BEGIN SUPPLIED DATA
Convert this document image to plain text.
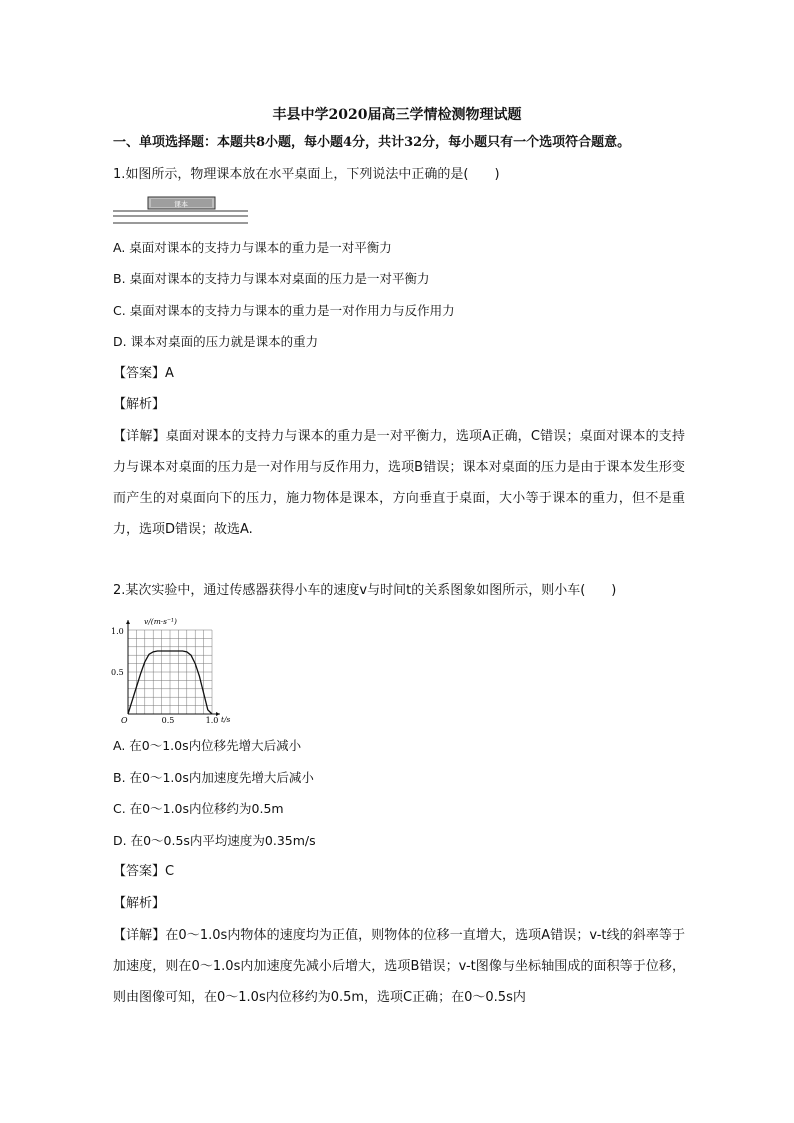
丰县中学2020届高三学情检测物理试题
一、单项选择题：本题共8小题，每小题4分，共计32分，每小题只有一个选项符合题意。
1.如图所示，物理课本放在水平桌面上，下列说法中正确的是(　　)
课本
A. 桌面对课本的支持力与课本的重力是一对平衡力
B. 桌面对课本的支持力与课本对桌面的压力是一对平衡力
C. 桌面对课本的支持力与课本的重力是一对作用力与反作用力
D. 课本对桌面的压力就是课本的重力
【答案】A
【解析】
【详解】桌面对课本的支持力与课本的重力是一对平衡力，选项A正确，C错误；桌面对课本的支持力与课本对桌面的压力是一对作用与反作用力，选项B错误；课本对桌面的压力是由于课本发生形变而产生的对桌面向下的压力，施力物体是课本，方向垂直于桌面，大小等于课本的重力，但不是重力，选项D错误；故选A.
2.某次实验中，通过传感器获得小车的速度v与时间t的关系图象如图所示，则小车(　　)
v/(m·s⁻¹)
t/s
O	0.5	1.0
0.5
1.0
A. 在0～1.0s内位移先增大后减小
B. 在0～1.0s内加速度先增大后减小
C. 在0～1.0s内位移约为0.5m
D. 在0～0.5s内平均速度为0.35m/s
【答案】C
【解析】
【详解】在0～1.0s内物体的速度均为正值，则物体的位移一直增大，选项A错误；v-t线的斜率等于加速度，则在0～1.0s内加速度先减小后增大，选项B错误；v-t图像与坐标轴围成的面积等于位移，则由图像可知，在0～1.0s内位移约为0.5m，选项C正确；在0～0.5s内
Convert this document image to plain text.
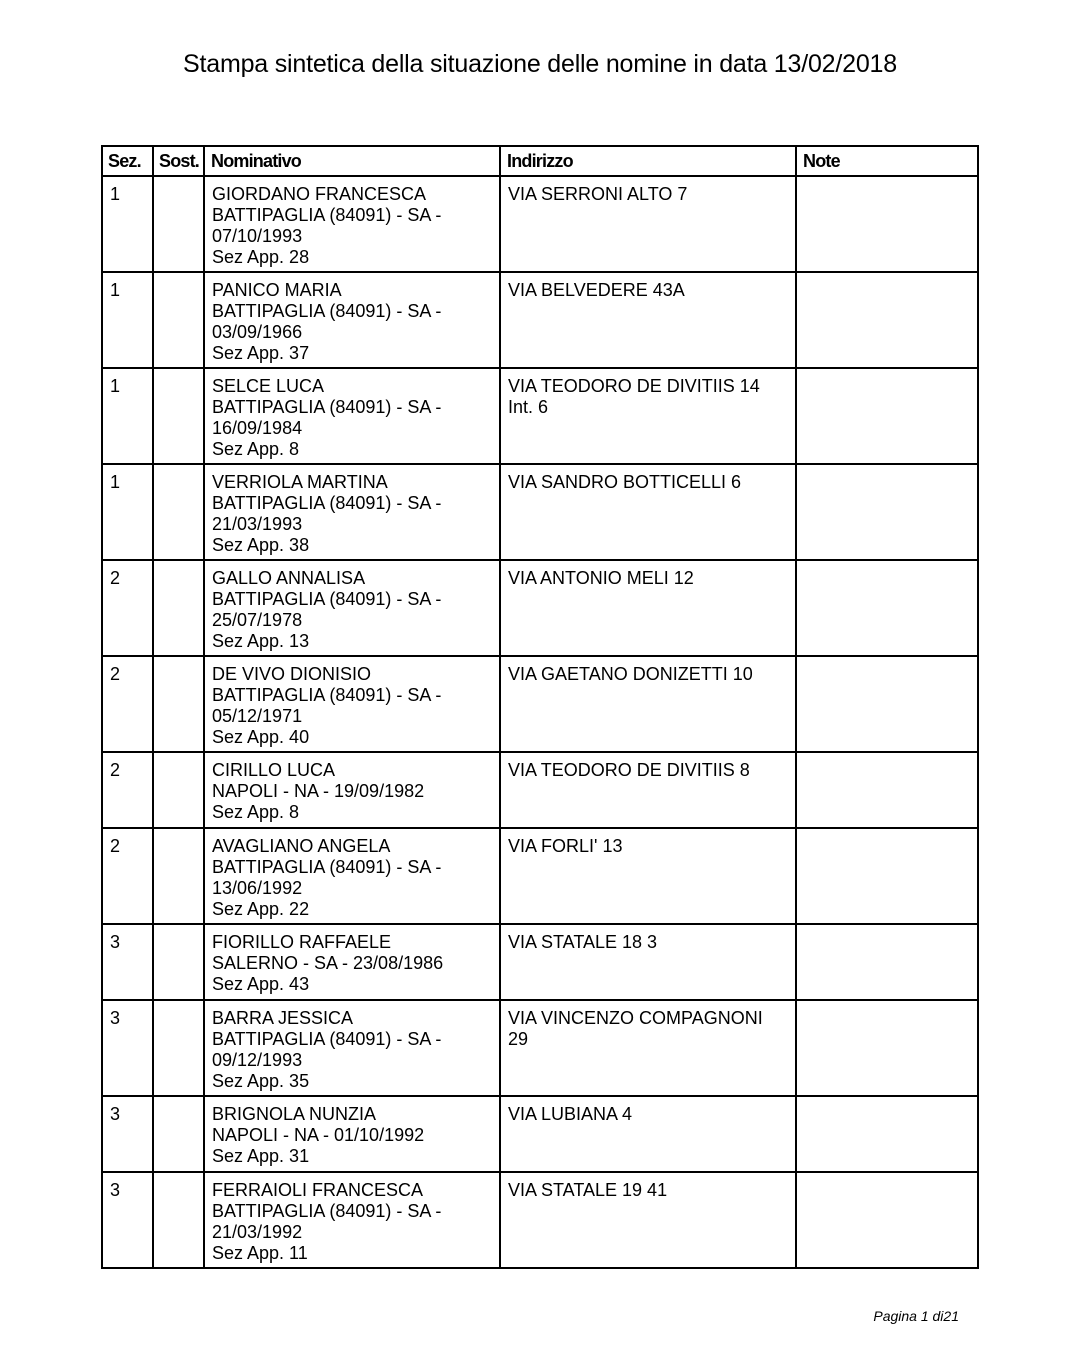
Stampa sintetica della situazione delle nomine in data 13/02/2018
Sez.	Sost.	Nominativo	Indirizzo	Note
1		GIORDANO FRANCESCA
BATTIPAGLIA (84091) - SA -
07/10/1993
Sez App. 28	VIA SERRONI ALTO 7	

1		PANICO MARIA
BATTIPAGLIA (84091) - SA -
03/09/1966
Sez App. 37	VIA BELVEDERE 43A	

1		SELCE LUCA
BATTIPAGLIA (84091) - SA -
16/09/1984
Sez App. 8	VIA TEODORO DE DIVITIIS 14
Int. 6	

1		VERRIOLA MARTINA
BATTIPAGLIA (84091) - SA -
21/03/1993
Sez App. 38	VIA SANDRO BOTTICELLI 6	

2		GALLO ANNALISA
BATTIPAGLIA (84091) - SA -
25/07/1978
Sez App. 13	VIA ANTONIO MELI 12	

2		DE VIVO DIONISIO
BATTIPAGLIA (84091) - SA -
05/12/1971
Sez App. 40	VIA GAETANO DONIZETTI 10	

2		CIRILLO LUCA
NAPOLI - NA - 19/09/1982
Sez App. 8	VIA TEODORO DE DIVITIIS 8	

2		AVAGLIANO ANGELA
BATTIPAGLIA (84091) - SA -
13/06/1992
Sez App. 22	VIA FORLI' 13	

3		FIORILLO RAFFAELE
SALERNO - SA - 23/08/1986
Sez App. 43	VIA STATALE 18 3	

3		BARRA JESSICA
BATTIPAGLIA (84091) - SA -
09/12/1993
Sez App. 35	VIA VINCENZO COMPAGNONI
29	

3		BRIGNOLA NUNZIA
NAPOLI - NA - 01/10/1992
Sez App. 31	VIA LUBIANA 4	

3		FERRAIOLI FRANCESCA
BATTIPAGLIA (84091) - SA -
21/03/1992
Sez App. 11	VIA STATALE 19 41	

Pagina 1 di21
END SUPPLIED DATA
▶ _YOUR INSTRUCTIONS_
Output every entry word for word, but omit the pictures.

▶ _ANSWER TO THIS PROBLEM_
Convert this document image to plain text.
丰县中学2020届高三学情检测物理试题
一、单项选择题：本题共8小题，每小题4分，共计32分，每小题只有一个选项符合题意。
1.如图所示，物理课本放在水平桌面上，下列说法中正确的是(　　)
课本
A. 桌面对课本的支持力与课本的重力是一对平衡力
B. 桌面对课本的支持力与课本对桌面的压力是一对平衡力
C. 桌面对课本的支持力与课本的重力是一对作用力与反作用力
D. 课本对桌面的压力就是课本的重力
【答案】A
【解析】
【详解】桌面对课本的支持力与课本的重力是一对平衡力，选项A正确，C错误；桌面对课本的支持力与课本对桌面的压力是一对作用与反作用力，选项B错误；课本对桌面的压力是由于课本发生形变而产生的对桌面向下的压力，施力物体是课本，方向垂直于桌面，大小等于课本的重力，但不是重力，选项D错误；故选A.
2.某次实验中，通过传感器获得小车的速度v与时间t的关系图象如图所示，则小车(　　)
v/(m·s⁻¹)
t/s
O	0.5	1.0
0.5
1.0
A. 在0～1.0s内位移先增大后减小
B. 在0～1.0s内加速度先增大后减小
C. 在0～1.0s内位移约为0.5m
D. 在0～0.5s内平均速度为0.35m/s
【答案】C
【解析】
【详解】在0～1.0s内物体的速度均为正值，则物体的位移一直增大，选项A错误；v-t线的斜率等于加速度，则在0～1.0s内加速度先减小后增大，选项B错误；v-t图像与坐标轴围成的面积等于位移，则由图像可知，在0～1.0s内位移约为0.5m，选项C正确；在0～0.5s内
Convert this document image to plain text.
Stampa sintetica della situazione delle nomine in data 13/02/2018
Sez.	Sost.	Nominativo	Indirizzo	Note
1		GIORDANO FRANCESCA
BATTIPAGLIA (84091) - SA -
07/10/1993
Sez App. 28	VIA SERRONI ALTO 7	

1		PANICO MARIA
BATTIPAGLIA (84091) - SA -
03/09/1966
Sez App. 37	VIA BELVEDERE 43A	

1		SELCE LUCA
BATTIPAGLIA (84091) - SA -
16/09/1984
Sez App. 8	VIA TEODORO DE DIVITIIS 14
Int. 6	

1		VERRIOLA MARTINA
BATTIPAGLIA (84091) - SA -
21/03/1993
Sez App. 38	VIA SANDRO BOTTICELLI 6	

2		GALLO ANNALISA
BATTIPAGLIA (84091) - SA -
25/07/1978
Sez App. 13	VIA ANTONIO MELI 12	

2		DE VIVO DIONISIO
BATTIPAGLIA (84091) - SA -
05/12/1971
Sez App. 40	VIA GAETANO DONIZETTI 10	

2		CIRILLO LUCA
NAPOLI - NA - 19/09/1982
Sez App. 8	VIA TEODORO DE DIVITIIS 8	

2		AVAGLIANO ANGELA
BATTIPAGLIA (84091) - SA -
13/06/1992
Sez App. 22	VIA FORLI' 13	

3		FIORILLO RAFFAELE
SALERNO - SA - 23/08/1986
Sez App. 43	VIA STATALE 18 3	

3		BARRA JESSICA
BATTIPAGLIA (84091) - SA -
09/12/1993
Sez App. 35	VIA VINCENZO COMPAGNONI
29	

3		BRIGNOLA NUNZIA
NAPOLI - NA - 01/10/1992
Sez App. 31	VIA LUBIANA 4	

3		FERRAIOLI FRANCESCA
BATTIPAGLIA (84091) - SA -
21/03/1992
Sez App. 11	VIA STATALE 19 41	

Pagina 1 di21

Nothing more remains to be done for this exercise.